• _DIRECTION_: Return all the entries exactly, keeping pictures out.

··· STORED RECORDS ···

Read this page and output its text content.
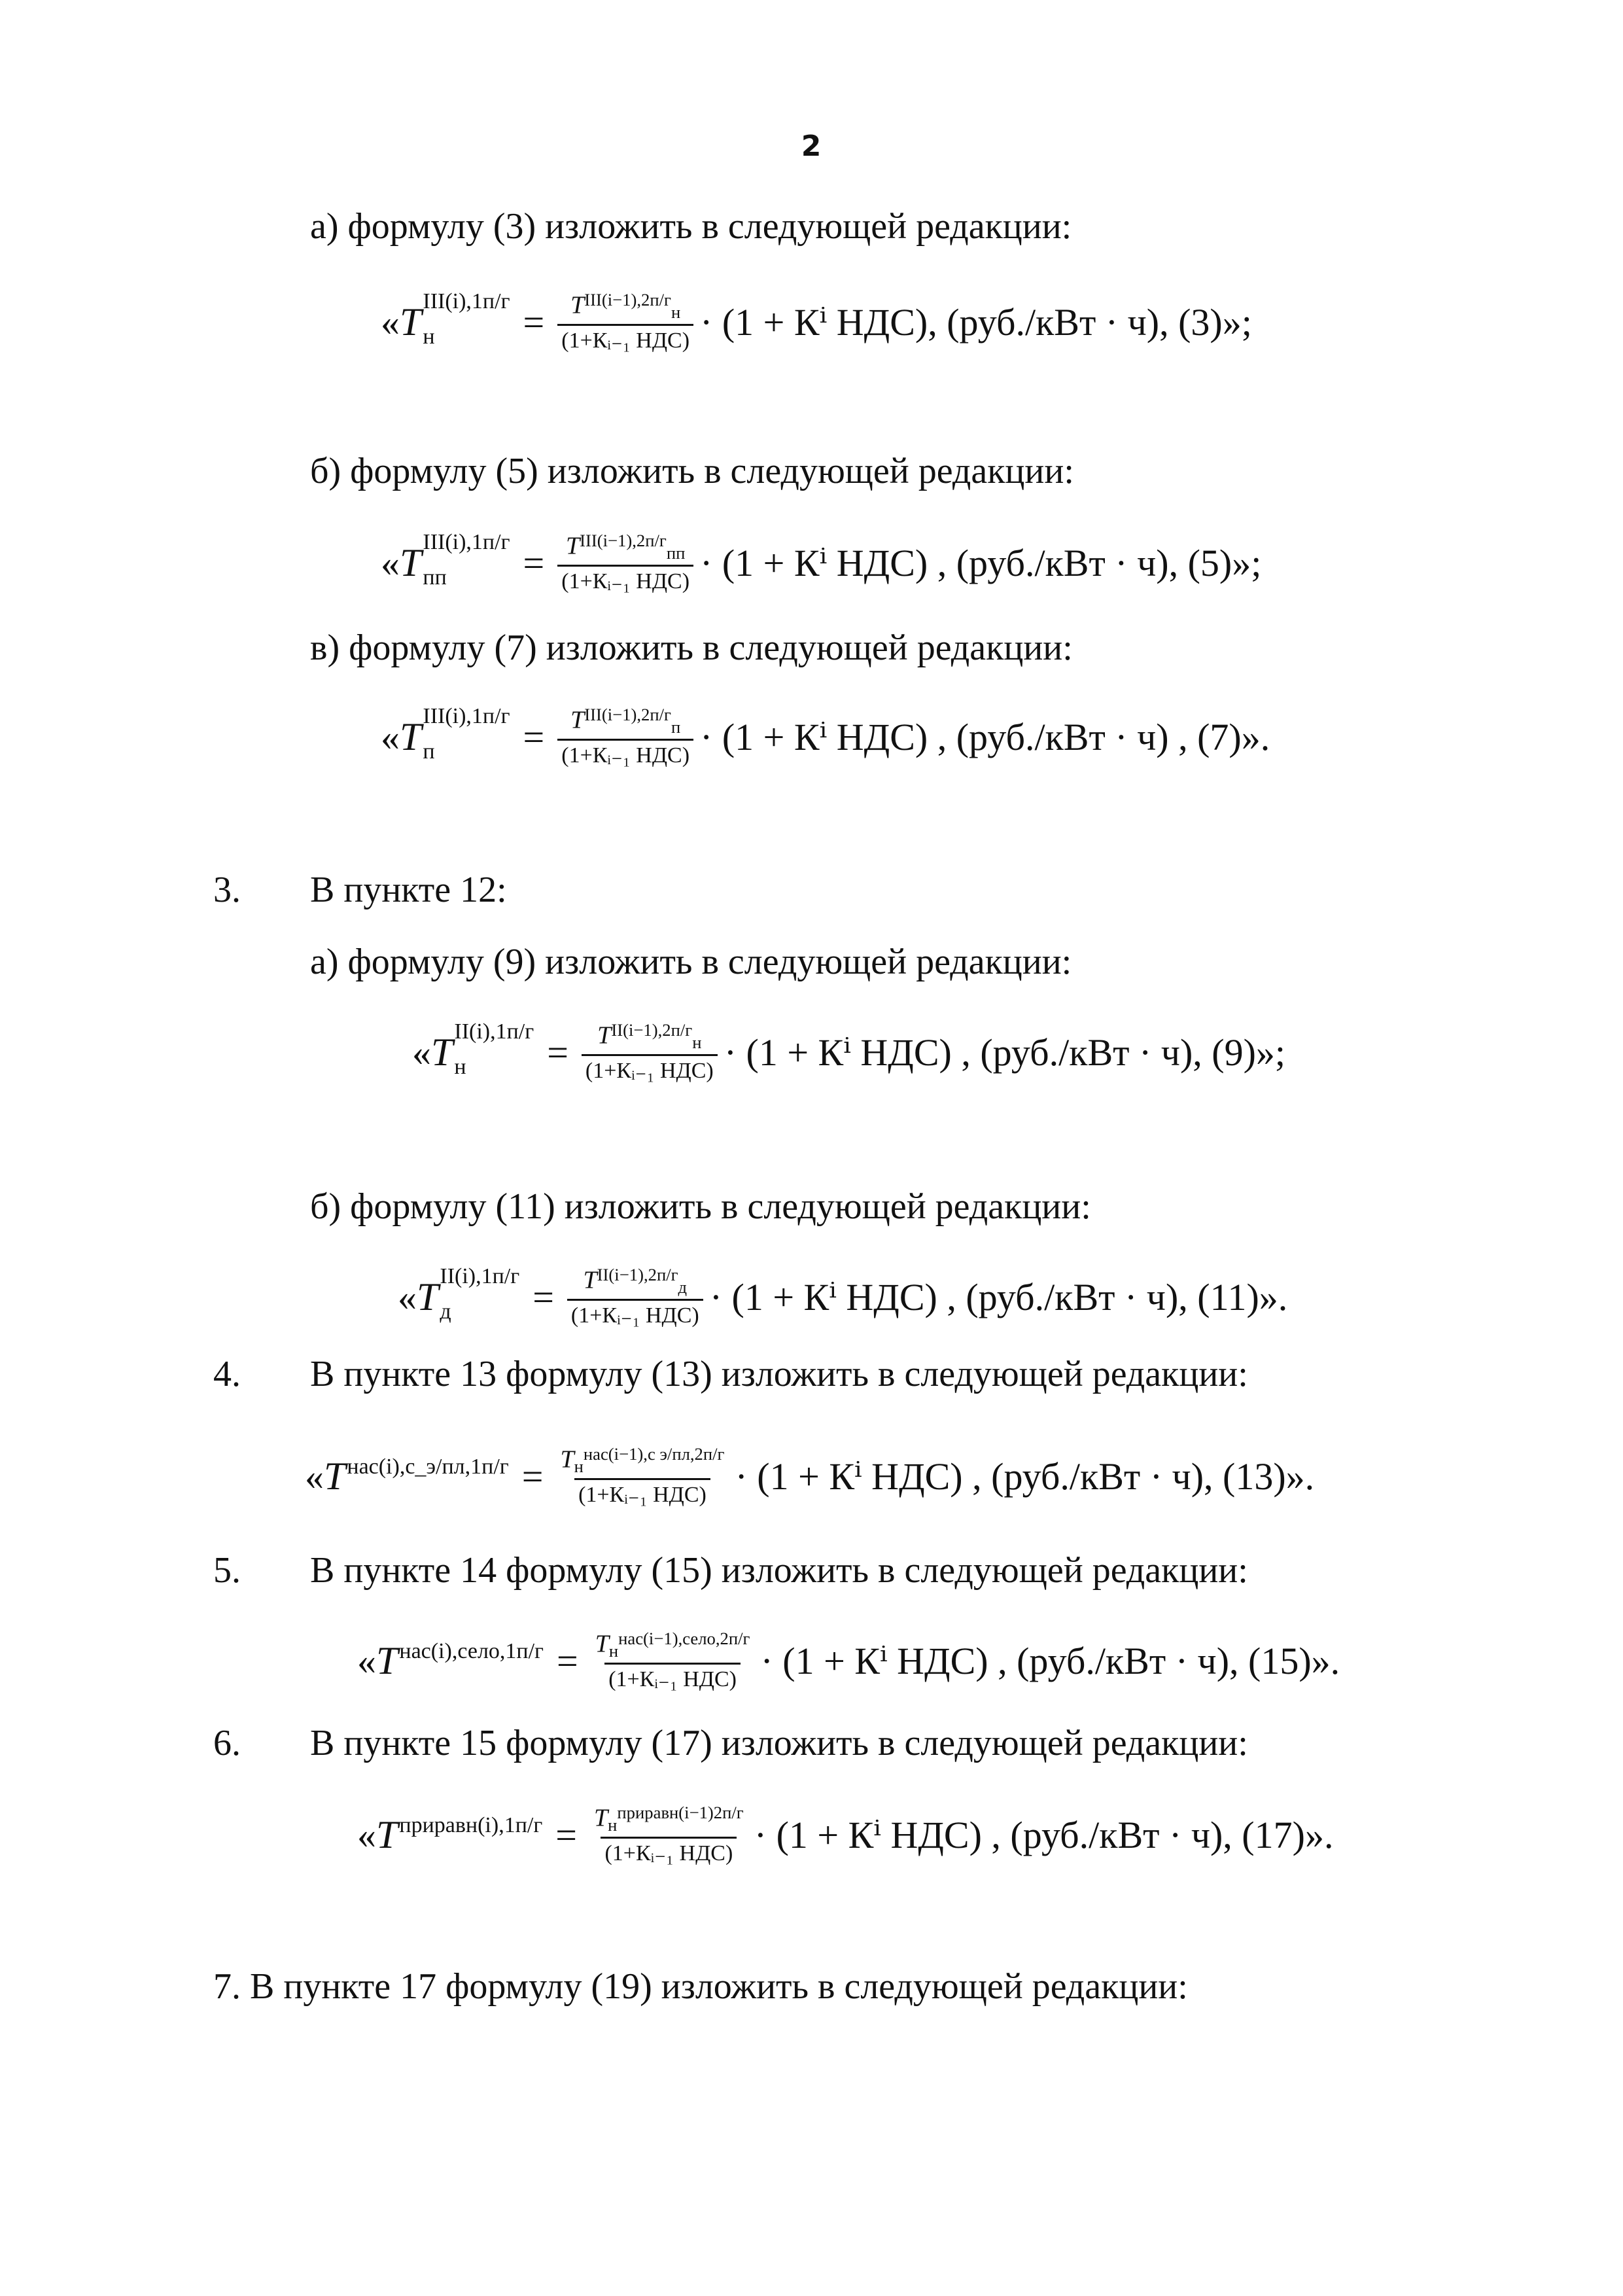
2
а) формулу (3) изложить в следующей редакции:
« T III(i),1п/г
н	= $\frac{T^{III(i-1),2п/г}_н}{\text{(1+Кᵢ₋₁ НДС)}} \cdot (1 + К^i$ НДС), (руб./кВт · ч), (3)»;
б) формулу (5) изложить в следующей редакции:
« T III(i),1п/г
пп	= $\frac{T^{III(i-1),2п/г}_{пп}}{\text{(1+Кᵢ₋₁ НДС)}} \cdot (1 + К^i$ НДС) , (руб./кВт · ч), (5)»;
в) формулу (7) изложить в следующей редакции:
« T III(i),1п/г
п	= $\frac{T^{III(i-1),2п/г}_п}{\text{(1+Кᵢ₋₁ НДС)}} \cdot (1 + К^i$ НДС) , (руб./кВт · ч) , (7)».
3. В пункте 12:
а) формулу (9) изложить в следующей редакции:
« T II(i),1п/г
н	= $\frac{T^{II(i-1),2п/г}_н}{\text{(1+Кᵢ₋₁ НДС)}} \cdot (1 + К^i$ НДС) , (руб./кВт · ч), (9)»;
б) формулу (11) изложить в следующей редакции:
« T II(i),1п/г
д	= $\frac{T^{II(i-1),2п/г}_д}{\text{(1+Кᵢ₋₁ НДС)}} \cdot (1 + К^i$ НДС) , (руб./кВт · ч), (11)».
4. В пункте 13 формулу (13) изложить в следующей редакции:
« T нас(i),с_э/пл,1п/г = $\frac{T_н^{нас(i-1),с э/пл,2п/г}}{\text{(1+Кᵢ₋₁ НДС)}} \cdot (1 + К^i$ НДС) , (руб./кВт · ч), (13)».
5. В пункте 14 формулу (15) изложить в следующей редакции:
« T нас(i),село,1п/г = $\frac{T_н^{нас(i-1),село,2п/г}}{\text{(1+Кᵢ₋₁ НДС)}} \cdot (1 + К^i$ НДС) , (руб./кВт · ч), (15)».
6. В пункте 15 формулу (17) изложить в следующей редакции:
« T приравн(i),1п/г = $\frac{T_н^{приравн(i-1)2п/г}}{\text{(1+Кᵢ₋₁ НДС)}} \cdot (1 + К^i$ НДС) , (руб./кВт · ч), (17)».
7. В пункте 17 формулу (19) изложить в следующей редакции:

···

• _TASK ANSWER_:
Read this page and output its text content.
2
а) формулу (3) изложить в следующей редакции:
« T III(i),1п/г
н	= $\frac{T^{III(i-1),2п/г}_н}{\text{(1+Кᵢ₋₁ НДС)}} \cdot (1 + К^i$ НДС), (руб./кВт · ч), (3)»;
б) формулу (5) изложить в следующей редакции:
« T III(i),1п/г
пп	= $\frac{T^{III(i-1),2п/г}_{пп}}{\text{(1+Кᵢ₋₁ НДС)}} \cdot (1 + К^i$ НДС) , (руб./кВт · ч), (5)»;
в) формулу (7) изложить в следующей редакции:
« T III(i),1п/г
п	= $\frac{T^{III(i-1),2п/г}_п}{\text{(1+Кᵢ₋₁ НДС)}} \cdot (1 + К^i$ НДС) , (руб./кВт · ч) , (7)».
3. В пункте 12:
а) формулу (9) изложить в следующей редакции:
« T II(i),1п/г
н	= $\frac{T^{II(i-1),2п/г}_н}{\text{(1+Кᵢ₋₁ НДС)}} \cdot (1 + К^i$ НДС) , (руб./кВт · ч), (9)»;
б) формулу (11) изложить в следующей редакции:
« T II(i),1п/г
д	= $\frac{T^{II(i-1),2п/г}_д}{\text{(1+Кᵢ₋₁ НДС)}} \cdot (1 + К^i$ НДС) , (руб./кВт · ч), (11)».
4. В пункте 13 формулу (13) изложить в следующей редакции:
« T нас(i),с_э/пл,1п/г = $\frac{T_н^{нас(i-1),с э/пл,2п/г}}{\text{(1+Кᵢ₋₁ НДС)}} \cdot (1 + К^i$ НДС) , (руб./кВт · ч), (13)».
5. В пункте 14 формулу (15) изложить в следующей редакции:
« T нас(i),село,1п/г = $\frac{T_н^{нас(i-1),село,2п/г}}{\text{(1+Кᵢ₋₁ НДС)}} \cdot (1 + К^i$ НДС) , (руб./кВт · ч), (15)».
6. В пункте 15 формулу (17) изложить в следующей редакции:
« T приравн(i),1п/г = $\frac{T_н^{приравн(i-1)2п/г}}{\text{(1+Кᵢ₋₁ НДС)}} \cdot (1 + К^i$ НДС) , (руб./кВт · ч), (17)».
7. В пункте 17 формулу (19) изложить в следующей редакции:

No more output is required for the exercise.